··· Input ···
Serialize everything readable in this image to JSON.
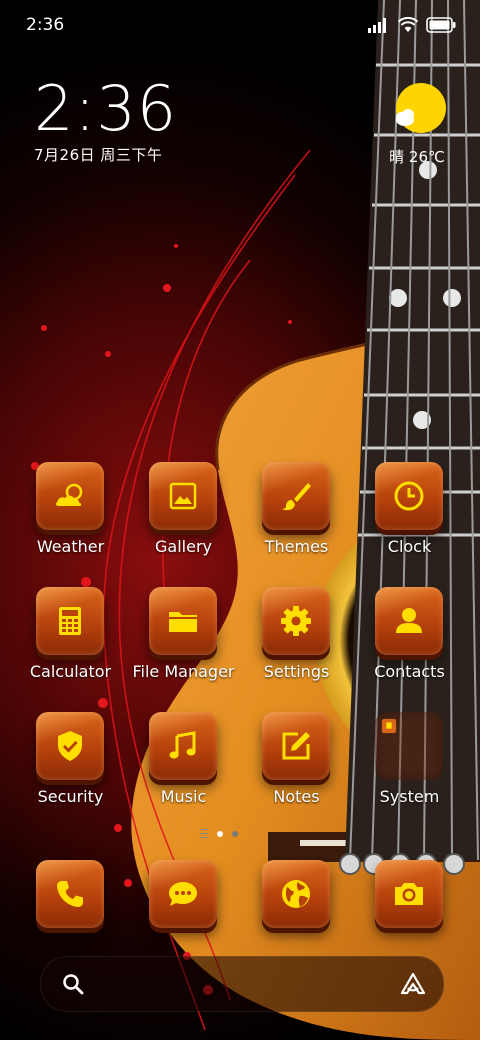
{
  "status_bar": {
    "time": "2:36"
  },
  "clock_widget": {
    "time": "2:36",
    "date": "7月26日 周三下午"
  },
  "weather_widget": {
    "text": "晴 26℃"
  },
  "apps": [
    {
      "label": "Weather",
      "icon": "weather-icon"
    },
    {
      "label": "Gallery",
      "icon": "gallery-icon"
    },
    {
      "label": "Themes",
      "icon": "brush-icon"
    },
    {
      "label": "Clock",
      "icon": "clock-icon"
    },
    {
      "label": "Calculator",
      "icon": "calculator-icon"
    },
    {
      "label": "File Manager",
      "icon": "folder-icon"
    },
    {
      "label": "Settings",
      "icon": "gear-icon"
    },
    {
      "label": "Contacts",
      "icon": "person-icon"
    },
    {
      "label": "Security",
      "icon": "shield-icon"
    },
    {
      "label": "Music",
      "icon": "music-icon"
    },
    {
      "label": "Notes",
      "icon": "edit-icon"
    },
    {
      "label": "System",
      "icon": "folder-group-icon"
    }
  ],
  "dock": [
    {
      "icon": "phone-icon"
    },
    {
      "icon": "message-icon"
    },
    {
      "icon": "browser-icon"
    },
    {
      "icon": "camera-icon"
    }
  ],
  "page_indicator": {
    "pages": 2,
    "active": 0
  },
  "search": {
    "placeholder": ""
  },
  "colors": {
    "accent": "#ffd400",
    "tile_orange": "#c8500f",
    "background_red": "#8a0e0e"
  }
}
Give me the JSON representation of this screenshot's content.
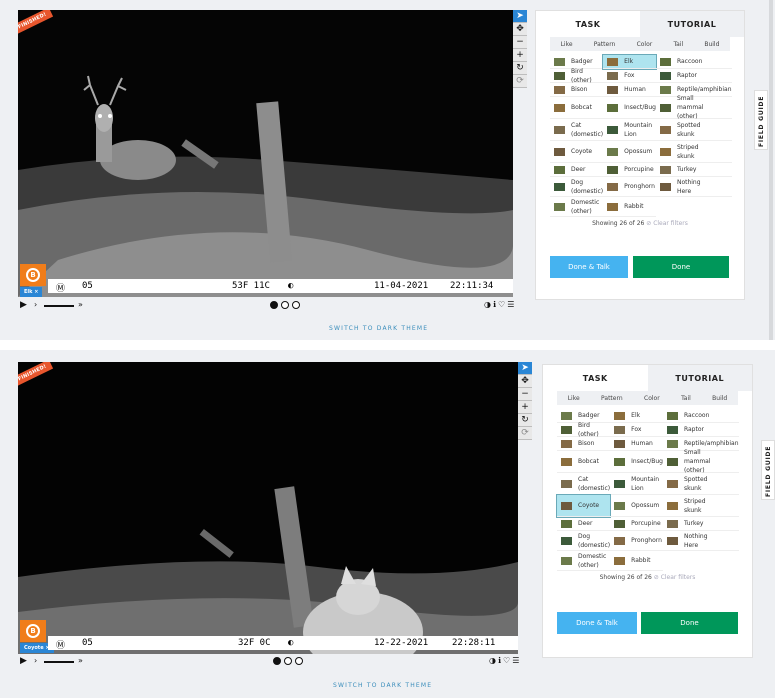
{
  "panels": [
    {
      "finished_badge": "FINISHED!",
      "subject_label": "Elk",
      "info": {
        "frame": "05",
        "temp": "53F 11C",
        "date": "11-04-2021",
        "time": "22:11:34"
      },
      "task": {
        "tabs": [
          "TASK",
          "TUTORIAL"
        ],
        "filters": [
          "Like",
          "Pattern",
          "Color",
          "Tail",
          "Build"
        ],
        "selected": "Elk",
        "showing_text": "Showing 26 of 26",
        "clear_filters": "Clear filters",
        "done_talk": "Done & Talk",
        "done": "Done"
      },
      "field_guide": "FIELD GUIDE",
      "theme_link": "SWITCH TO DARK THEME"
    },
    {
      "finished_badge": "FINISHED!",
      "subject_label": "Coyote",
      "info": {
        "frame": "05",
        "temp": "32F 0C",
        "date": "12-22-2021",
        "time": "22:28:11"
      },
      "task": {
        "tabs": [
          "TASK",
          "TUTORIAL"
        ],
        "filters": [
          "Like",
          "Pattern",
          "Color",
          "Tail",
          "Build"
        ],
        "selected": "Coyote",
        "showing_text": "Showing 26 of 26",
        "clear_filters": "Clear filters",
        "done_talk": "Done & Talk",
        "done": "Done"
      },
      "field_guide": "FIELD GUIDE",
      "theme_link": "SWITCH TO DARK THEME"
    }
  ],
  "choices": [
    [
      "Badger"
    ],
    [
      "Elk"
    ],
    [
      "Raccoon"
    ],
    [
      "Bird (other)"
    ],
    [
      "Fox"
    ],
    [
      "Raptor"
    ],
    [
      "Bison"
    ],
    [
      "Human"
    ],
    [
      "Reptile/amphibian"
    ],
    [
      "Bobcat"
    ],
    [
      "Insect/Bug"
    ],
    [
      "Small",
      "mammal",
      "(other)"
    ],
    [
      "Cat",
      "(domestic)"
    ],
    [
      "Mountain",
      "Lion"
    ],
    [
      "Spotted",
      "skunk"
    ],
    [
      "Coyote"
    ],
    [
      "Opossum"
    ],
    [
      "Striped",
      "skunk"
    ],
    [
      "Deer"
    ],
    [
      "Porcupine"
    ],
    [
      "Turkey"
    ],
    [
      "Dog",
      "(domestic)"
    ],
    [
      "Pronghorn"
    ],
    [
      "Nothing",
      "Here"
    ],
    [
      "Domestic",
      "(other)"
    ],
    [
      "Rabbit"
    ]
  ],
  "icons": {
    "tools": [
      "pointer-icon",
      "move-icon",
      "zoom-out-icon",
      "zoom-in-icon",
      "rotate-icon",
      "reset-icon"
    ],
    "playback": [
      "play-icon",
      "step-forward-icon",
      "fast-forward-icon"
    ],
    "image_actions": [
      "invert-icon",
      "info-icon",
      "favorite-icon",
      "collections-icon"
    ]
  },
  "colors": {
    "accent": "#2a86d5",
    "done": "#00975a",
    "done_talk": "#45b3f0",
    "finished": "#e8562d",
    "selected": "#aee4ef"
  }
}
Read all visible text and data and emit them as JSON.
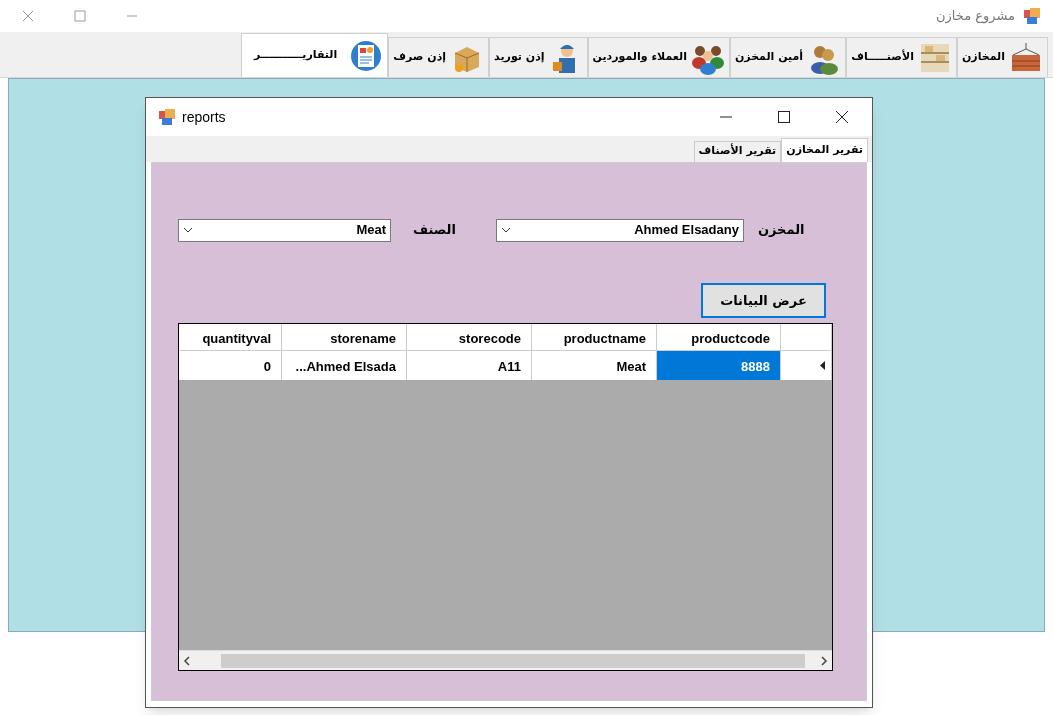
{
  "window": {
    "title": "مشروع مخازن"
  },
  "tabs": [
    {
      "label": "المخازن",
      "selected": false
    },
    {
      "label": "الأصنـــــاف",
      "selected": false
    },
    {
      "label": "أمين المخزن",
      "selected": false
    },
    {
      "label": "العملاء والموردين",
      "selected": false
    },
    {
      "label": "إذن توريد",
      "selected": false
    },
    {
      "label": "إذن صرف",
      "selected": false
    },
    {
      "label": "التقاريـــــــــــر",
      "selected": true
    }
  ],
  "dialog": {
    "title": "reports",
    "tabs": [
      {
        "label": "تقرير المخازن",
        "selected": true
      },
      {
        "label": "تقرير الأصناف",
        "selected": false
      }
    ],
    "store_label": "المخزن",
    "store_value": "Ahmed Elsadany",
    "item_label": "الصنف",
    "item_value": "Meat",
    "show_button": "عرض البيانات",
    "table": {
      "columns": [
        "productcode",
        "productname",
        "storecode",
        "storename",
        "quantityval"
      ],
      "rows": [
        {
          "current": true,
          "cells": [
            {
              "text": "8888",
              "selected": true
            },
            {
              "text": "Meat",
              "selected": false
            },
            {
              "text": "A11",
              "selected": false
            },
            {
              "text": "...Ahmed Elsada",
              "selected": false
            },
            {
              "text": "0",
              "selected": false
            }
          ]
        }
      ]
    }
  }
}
···
> **Aim of the exercise**: Reproduce each line word for word and drop the pictures.

> **Right answer**:
Serialize everything readable in this image to JSON.
{
  "status_bar": {
    "time": "2:36"
  },
  "clock_widget": {
    "time": "2:36",
    "date": "7月26日 周三下午"
  },
  "weather_widget": {
    "text": "晴 26℃"
  },
  "apps": [
    {
      "label": "Weather",
      "icon": "weather-icon"
    },
    {
      "label": "Gallery",
      "icon": "gallery-icon"
    },
    {
      "label": "Themes",
      "icon": "brush-icon"
    },
    {
      "label": "Clock",
      "icon": "clock-icon"
    },
    {
      "label": "Calculator",
      "icon": "calculator-icon"
    },
    {
      "label": "File Manager",
      "icon": "folder-icon"
    },
    {
      "label": "Settings",
      "icon": "gear-icon"
    },
    {
      "label": "Contacts",
      "icon": "person-icon"
    },
    {
      "label": "Security",
      "icon": "shield-icon"
    },
    {
      "label": "Music",
      "icon": "music-icon"
    },
    {
      "label": "Notes",
      "icon": "edit-icon"
    },
    {
      "label": "System",
      "icon": "folder-group-icon"
    }
  ],
  "dock": [
    {
      "icon": "phone-icon"
    },
    {
      "icon": "message-icon"
    },
    {
      "icon": "browser-icon"
    },
    {
      "icon": "camera-icon"
    }
  ],
  "page_indicator": {
    "pages": 2,
    "active": 0
  },
  "search": {
    "placeholder": ""
  },
  "colors": {
    "accent": "#ffd400",
    "tile_orange": "#c8500f",
    "background_red": "#8a0e0e"
  }
}
Give me the JSON representation of this screenshot's content.
{
  "panels": [
    {
      "finished_badge": "FINISHED!",
      "subject_label": "Elk",
      "info": {
        "frame": "05",
        "temp": "53F 11C",
        "date": "11-04-2021",
        "time": "22:11:34"
      },
      "task": {
        "tabs": [
          "TASK",
          "TUTORIAL"
        ],
        "filters": [
          "Like",
          "Pattern",
          "Color",
          "Tail",
          "Build"
        ],
        "selected": "Elk",
        "showing_text": "Showing 26 of 26",
        "clear_filters": "Clear filters",
        "done_talk": "Done & Talk",
        "done": "Done"
      },
      "field_guide": "FIELD GUIDE",
      "theme_link": "SWITCH TO DARK THEME"
    },
    {
      "finished_badge": "FINISHED!",
      "subject_label": "Coyote",
      "info": {
        "frame": "05",
        "temp": "32F 0C",
        "date": "12-22-2021",
        "time": "22:28:11"
      },
      "task": {
        "tabs": [
          "TASK",
          "TUTORIAL"
        ],
        "filters": [
          "Like",
          "Pattern",
          "Color",
          "Tail",
          "Build"
        ],
        "selected": "Coyote",
        "showing_text": "Showing 26 of 26",
        "clear_filters": "Clear filters",
        "done_talk": "Done & Talk",
        "done": "Done"
      },
      "field_guide": "FIELD GUIDE",
      "theme_link": "SWITCH TO DARK THEME"
    }
  ],
  "choices": [
    [
      "Badger"
    ],
    [
      "Elk"
    ],
    [
      "Raccoon"
    ],
    [
      "Bird (other)"
    ],
    [
      "Fox"
    ],
    [
      "Raptor"
    ],
    [
      "Bison"
    ],
    [
      "Human"
    ],
    [
      "Reptile/amphibian"
    ],
    [
      "Bobcat"
    ],
    [
      "Insect/Bug"
    ],
    [
      "Small",
      "mammal",
      "(other)"
    ],
    [
      "Cat",
      "(domestic)"
    ],
    [
      "Mountain",
      "Lion"
    ],
    [
      "Spotted",
      "skunk"
    ],
    [
      "Coyote"
    ],
    [
      "Opossum"
    ],
    [
      "Striped",
      "skunk"
    ],
    [
      "Deer"
    ],
    [
      "Porcupine"
    ],
    [
      "Turkey"
    ],
    [
      "Dog",
      "(domestic)"
    ],
    [
      "Pronghorn"
    ],
    [
      "Nothing",
      "Here"
    ],
    [
      "Domestic",
      "(other)"
    ],
    [
      "Rabbit"
    ]
  ],
  "icons": {
    "tools": [
      "pointer-icon",
      "move-icon",
      "zoom-out-icon",
      "zoom-in-icon",
      "rotate-icon",
      "reset-icon"
    ],
    "playback": [
      "play-icon",
      "step-forward-icon",
      "fast-forward-icon"
    ],
    "image_actions": [
      "invert-icon",
      "info-icon",
      "favorite-icon",
      "collections-icon"
    ]
  },
  "colors": {
    "accent": "#2a86d5",
    "done": "#00975a",
    "done_talk": "#45b3f0",
    "finished": "#e8562d",
    "selected": "#aee4ef"
  }
}
Read all visible text and data and emit them as JSON.
{
  "window": {
    "title": "مشروع مخازن"
  },
  "tabs": [
    {
      "label": "المخازن",
      "selected": false
    },
    {
      "label": "الأصنـــــاف",
      "selected": false
    },
    {
      "label": "أمين المخزن",
      "selected": false
    },
    {
      "label": "العملاء والموردين",
      "selected": false
    },
    {
      "label": "إذن توريد",
      "selected": false
    },
    {
      "label": "إذن صرف",
      "selected": false
    },
    {
      "label": "التقاريـــــــــــر",
      "selected": true
    }
  ],
  "dialog": {
    "title": "reports",
    "tabs": [
      {
        "label": "تقرير المخازن",
        "selected": true
      },
      {
        "label": "تقرير الأصناف",
        "selected": false
      }
    ],
    "store_label": "المخزن",
    "store_value": "Ahmed Elsadany",
    "item_label": "الصنف",
    "item_value": "Meat",
    "show_button": "عرض البيانات",
    "table": {
      "columns": [
        "productcode",
        "productname",
        "storecode",
        "storename",
        "quantityval"
      ],
      "rows": [
        {
          "current": true,
          "cells": [
            {
              "text": "8888",
              "selected": true
            },
            {
              "text": "Meat",
              "selected": false
            },
            {
              "text": "A11",
              "selected": false
            },
            {
              "text": "...Ahmed Elsada",
              "selected": false
            },
            {
              "text": "0",
              "selected": false
            }
          ]
        }
      ]
    }
  }
}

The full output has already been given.